> Record list
•••••

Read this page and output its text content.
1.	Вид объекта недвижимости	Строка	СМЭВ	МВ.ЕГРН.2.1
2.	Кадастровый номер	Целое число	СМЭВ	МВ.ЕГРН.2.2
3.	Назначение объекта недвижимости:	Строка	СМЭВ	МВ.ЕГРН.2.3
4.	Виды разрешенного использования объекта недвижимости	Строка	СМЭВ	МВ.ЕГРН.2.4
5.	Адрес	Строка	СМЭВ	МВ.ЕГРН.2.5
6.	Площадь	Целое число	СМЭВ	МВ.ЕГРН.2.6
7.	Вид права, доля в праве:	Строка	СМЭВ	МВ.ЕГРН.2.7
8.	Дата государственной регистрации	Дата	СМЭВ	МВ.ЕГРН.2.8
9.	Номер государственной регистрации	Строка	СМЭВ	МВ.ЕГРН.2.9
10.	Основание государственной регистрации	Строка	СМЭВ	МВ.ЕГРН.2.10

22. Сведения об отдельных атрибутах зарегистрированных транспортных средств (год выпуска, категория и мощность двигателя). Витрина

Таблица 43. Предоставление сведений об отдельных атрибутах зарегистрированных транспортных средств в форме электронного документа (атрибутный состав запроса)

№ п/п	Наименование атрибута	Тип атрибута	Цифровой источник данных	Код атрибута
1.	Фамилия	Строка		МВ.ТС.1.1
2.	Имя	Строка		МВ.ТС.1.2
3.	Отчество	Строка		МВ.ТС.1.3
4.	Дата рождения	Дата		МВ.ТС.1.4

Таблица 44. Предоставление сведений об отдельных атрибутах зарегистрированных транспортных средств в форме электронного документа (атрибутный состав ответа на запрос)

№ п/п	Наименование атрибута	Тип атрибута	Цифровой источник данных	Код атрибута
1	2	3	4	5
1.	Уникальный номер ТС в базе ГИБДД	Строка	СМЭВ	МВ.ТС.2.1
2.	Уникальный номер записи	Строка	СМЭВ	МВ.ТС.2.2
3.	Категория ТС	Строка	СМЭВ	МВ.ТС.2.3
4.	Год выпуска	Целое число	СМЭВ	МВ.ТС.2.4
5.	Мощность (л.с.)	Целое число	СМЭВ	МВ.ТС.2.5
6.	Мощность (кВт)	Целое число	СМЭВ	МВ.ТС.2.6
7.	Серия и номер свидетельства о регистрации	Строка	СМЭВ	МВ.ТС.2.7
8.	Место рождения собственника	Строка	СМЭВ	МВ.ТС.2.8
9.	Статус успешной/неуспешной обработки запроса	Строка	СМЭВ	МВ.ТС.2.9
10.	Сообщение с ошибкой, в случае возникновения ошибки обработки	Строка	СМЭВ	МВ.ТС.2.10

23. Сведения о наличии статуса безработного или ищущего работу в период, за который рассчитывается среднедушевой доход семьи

•••••

> Challenge
For the listing above, identify each line bearing "форме".

> Worked answer
Таблица 43. Предоставление сведений об отдельных атрибутах зарегистрированных транспортных средств в форме электронного документа (атрибутный состав запроса)
Таблица 44. Предоставление сведений об отдельных атрибутах зарегистрированных транспортных средств в форме электронного документа (атрибутный состав ответа на запрос)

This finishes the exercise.